Objective> For the listing below, give the count of lines containing "nterminal", and no other text.

Extracted records>

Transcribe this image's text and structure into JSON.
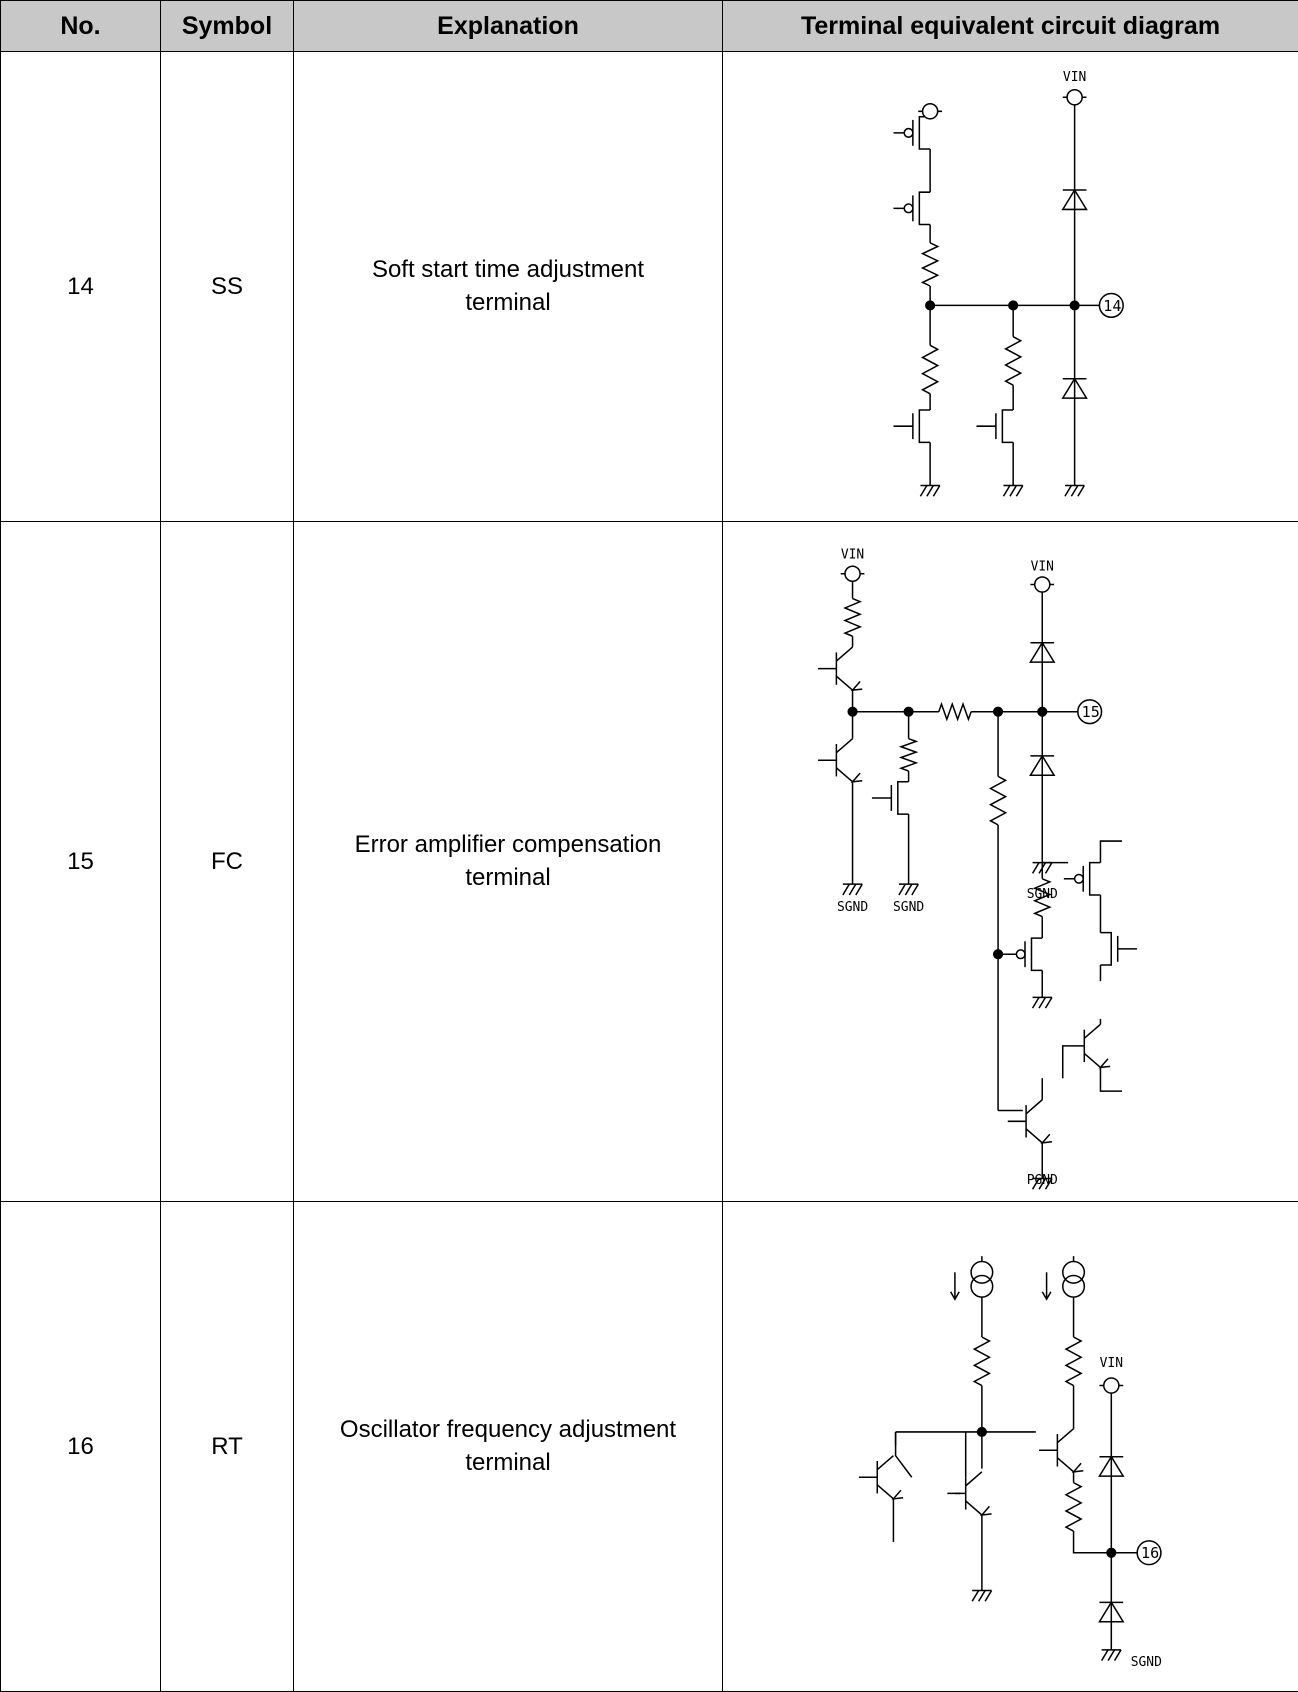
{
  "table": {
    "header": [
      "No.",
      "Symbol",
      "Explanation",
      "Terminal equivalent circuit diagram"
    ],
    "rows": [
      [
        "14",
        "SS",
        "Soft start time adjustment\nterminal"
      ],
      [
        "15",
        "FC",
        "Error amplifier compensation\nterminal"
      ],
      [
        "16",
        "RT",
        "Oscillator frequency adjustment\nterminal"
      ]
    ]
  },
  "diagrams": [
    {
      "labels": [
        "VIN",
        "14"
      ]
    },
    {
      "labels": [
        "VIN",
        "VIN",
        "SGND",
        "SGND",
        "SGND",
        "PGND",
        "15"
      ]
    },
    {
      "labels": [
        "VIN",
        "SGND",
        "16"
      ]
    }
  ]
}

Result of the task> 3